== Trecho

Campanha Salarial: Jornais do CE terão de apresentar balanços financeiros ao MPT

Uma Notificação Requisitória do Ministério Público do Trabalho (MPT), expedida no dia 12, dá um prazo de dez dias para o Diário do Nordeste, O Povo e O Estado apresentarem os balanços patrimoniais dos exercícios financeiros de 2012 a 2014. Despacho nesse sentido, assinado pelo procurador Cláudio Alcântara Meireles, foi encaminhado ao Sindicato das Empresas Proprietárias de Jornais e Revistas (Sindjornais).

O procurador Cláudio Meireles já havia solicitado ao Sindjornais informações sobre a situação financeira das empresas para averiguar se o reajuste salarial oferecido aos jornalistas era compatível com os lucros obtidos pelos jornais. No entanto, os dados apresentados pelo sindicato patronal foram considerados insuficientes pelo MPT.

“A informação prestada pelo Sindjornais é parcial e incompleta, eis que indica índices (de reajustes salariais dos jornalistas) de apenas alguns Estados da Federação e refere-se tão somente a um insumo (papel jornal), sem sequer especificar sua participação nos custos empresariais”, afirma o texto do despacho.

Salário é “razoável”, diz Sindjornais

Além de não apresentar os dados financeiros inicialmente requisitados, o Sindjornais ainda debochou da categoria na manifestação apresentada no dia 5 de junho. Enquanto os profissionais do Ceará têm a menor remuneração média entre os jornalistas brasileiros, segundo a Relação Anual de Informações Sociais (RAIS), ficando na frente apenas do Piauí, o Sindjornais defendeu no documento entregue ao MPT que o salário do jornalista cearense é “razoável”.

====
== Material fornecido

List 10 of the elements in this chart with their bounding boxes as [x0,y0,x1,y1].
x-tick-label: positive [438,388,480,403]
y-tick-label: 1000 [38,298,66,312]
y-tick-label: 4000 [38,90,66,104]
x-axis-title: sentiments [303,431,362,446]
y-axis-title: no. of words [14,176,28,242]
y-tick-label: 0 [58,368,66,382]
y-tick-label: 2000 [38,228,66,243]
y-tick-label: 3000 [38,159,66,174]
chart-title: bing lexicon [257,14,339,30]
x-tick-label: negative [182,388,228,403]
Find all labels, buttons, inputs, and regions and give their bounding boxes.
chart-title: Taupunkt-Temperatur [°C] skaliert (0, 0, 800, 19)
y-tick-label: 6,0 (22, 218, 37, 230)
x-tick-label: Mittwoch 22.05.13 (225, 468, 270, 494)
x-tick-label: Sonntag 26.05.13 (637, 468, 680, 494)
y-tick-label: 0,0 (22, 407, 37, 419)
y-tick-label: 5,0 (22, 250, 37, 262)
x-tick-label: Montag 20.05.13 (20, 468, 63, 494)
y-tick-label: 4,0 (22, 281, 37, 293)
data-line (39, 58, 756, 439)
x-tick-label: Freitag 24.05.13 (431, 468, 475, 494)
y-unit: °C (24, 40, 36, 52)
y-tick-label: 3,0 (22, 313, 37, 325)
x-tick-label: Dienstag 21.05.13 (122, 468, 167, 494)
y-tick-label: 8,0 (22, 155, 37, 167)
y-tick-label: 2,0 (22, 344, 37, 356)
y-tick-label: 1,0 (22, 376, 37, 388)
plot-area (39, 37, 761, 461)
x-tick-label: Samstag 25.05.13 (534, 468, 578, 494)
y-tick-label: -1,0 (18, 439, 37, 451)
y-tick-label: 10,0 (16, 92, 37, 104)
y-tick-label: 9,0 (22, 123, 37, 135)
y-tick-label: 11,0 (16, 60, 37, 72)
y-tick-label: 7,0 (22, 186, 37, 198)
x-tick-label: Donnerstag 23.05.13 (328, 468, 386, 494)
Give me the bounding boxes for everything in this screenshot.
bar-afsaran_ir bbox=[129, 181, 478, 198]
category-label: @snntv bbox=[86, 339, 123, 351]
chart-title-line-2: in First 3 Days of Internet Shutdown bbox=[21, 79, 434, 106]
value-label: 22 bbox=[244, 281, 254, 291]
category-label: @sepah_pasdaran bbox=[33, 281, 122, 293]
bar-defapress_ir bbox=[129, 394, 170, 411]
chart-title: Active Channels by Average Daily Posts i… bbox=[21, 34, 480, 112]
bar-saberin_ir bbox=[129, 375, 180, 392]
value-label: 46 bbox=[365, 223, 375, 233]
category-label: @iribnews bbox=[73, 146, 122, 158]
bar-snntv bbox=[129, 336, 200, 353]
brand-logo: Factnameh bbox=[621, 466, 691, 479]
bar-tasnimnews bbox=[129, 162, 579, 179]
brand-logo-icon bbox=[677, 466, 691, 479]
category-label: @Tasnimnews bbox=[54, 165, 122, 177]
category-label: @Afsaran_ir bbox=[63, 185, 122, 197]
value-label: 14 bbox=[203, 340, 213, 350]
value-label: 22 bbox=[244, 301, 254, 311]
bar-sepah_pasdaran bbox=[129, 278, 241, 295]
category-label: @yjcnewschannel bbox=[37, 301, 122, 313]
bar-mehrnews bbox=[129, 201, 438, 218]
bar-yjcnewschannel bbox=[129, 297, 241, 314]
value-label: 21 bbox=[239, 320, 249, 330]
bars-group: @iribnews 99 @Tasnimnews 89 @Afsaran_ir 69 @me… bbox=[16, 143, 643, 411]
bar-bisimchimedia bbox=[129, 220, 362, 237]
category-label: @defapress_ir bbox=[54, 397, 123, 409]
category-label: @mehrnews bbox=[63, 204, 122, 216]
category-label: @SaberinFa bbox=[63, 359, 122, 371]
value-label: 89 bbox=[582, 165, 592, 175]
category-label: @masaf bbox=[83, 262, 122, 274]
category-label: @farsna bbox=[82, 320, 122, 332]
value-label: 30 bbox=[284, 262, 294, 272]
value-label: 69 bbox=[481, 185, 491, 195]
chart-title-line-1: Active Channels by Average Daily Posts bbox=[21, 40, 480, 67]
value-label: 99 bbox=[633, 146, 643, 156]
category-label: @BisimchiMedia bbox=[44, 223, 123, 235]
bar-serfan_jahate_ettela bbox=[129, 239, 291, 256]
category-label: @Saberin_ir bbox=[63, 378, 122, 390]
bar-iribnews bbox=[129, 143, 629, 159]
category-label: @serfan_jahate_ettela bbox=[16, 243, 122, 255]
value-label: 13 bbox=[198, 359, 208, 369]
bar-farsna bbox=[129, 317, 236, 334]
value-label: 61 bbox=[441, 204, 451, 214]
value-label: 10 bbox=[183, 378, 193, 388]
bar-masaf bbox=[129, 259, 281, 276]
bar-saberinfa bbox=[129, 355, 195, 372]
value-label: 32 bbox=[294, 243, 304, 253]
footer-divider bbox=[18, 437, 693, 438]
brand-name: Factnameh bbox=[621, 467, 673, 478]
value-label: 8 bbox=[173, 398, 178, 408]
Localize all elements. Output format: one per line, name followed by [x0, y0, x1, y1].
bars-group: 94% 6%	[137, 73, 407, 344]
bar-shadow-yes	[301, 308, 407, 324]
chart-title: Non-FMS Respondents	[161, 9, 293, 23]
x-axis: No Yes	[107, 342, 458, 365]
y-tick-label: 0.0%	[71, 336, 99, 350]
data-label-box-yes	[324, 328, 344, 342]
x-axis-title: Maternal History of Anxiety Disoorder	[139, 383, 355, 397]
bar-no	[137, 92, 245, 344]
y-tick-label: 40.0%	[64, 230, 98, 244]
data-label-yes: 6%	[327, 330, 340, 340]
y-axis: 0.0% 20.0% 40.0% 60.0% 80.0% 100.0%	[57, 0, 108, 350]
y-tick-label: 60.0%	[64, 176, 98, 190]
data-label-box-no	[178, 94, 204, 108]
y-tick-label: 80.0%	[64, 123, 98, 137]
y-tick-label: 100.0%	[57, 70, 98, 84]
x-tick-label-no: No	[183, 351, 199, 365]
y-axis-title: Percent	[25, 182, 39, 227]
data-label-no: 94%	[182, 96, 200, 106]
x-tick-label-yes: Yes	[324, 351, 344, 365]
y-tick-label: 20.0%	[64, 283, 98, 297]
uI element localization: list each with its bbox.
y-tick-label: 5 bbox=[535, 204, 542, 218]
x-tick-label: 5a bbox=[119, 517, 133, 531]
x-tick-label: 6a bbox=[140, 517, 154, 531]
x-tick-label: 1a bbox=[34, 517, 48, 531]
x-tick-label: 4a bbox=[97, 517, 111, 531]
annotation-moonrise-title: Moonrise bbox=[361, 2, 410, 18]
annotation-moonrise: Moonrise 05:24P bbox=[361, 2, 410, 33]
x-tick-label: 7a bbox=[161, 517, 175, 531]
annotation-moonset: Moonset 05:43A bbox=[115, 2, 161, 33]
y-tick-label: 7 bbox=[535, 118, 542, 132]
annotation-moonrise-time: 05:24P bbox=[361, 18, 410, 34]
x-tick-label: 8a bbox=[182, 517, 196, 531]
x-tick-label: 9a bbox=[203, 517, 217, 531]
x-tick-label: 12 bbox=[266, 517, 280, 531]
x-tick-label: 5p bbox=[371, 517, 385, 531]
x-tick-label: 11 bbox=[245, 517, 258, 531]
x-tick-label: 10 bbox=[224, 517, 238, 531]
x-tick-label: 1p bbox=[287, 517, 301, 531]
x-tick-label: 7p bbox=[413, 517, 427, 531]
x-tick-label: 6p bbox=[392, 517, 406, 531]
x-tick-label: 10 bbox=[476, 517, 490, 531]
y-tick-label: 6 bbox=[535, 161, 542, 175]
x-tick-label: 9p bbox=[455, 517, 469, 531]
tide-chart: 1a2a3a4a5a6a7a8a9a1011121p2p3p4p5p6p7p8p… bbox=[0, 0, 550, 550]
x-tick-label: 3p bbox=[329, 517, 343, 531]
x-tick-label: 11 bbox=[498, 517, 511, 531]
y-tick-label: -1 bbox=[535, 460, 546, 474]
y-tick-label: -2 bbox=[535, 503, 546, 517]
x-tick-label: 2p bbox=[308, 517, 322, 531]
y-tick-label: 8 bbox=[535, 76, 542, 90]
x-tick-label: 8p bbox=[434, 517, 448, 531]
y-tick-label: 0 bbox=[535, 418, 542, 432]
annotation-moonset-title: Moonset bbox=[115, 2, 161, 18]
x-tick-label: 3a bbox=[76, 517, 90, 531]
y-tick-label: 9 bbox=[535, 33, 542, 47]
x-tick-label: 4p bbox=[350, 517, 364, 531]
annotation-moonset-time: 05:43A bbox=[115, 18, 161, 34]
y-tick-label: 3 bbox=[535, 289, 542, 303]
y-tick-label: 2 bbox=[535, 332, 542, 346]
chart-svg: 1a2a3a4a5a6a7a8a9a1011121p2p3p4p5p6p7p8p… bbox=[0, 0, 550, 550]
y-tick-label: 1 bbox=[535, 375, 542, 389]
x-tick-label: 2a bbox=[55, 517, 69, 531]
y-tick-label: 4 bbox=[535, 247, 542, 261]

====

(Tarefa):
Digite novamente, na íntegra e sem nenhuma alteração, a notícia sobre os balanços financeiros exigidos dos jornais do Ceará. Os registros constituem um material à parte, independente do texto.

(Resposta escrita):
Campanha Salarial: Jornais do CE terão de apresentar balanços financeiros ao MPT

Uma Notificação Requisitória do Ministério Público do Trabalho (MPT), expedida no dia 12, dá um prazo de dez dias para o Diário do Nordeste, O Povo e O Estado apresentarem os balanços patrimoniais dos exercícios financeiros de 2012 a 2014. Despacho nesse sentido, assinado pelo procurador Cláudio Alcântara Meireles, foi encaminhado ao Sindicato das Empresas Proprietárias de Jornais e Revistas (Sindjornais).

O procurador Cláudio Meireles já havia solicitado ao Sindjornais informações sobre a situação financeira das empresas para averiguar se o reajuste salarial oferecido aos jornalistas era compatível com os lucros obtidos pelos jornais. No entanto, os dados apresentados pelo sindicato patronal foram considerados insuficientes pelo MPT.

“A informação prestada pelo Sindjornais é parcial e incompleta, eis que indica índices (de reajustes salariais dos jornalistas) de apenas alguns Estados da Federação e refere-se tão somente a um insumo (papel jornal), sem sequer especificar sua participação nos custos empresariais”, afirma o texto do despacho.

Salário é “razoável”, diz Sindjornais

Além de não apresentar os dados financeiros inicialmente requisitados, o Sindjornais ainda debochou da categoria na manifestação apresentada no dia 5 de junho. Enquanto os profissionais do Ceará têm a menor remuneração média entre os jornalistas brasileiros, segundo a Relação Anual de Informações Sociais (RAIS), ficando na frente apenas do Piauí, o Sindjornais defendeu no documento entregue ao MPT que o salário do jornalista cearense é “razoável”.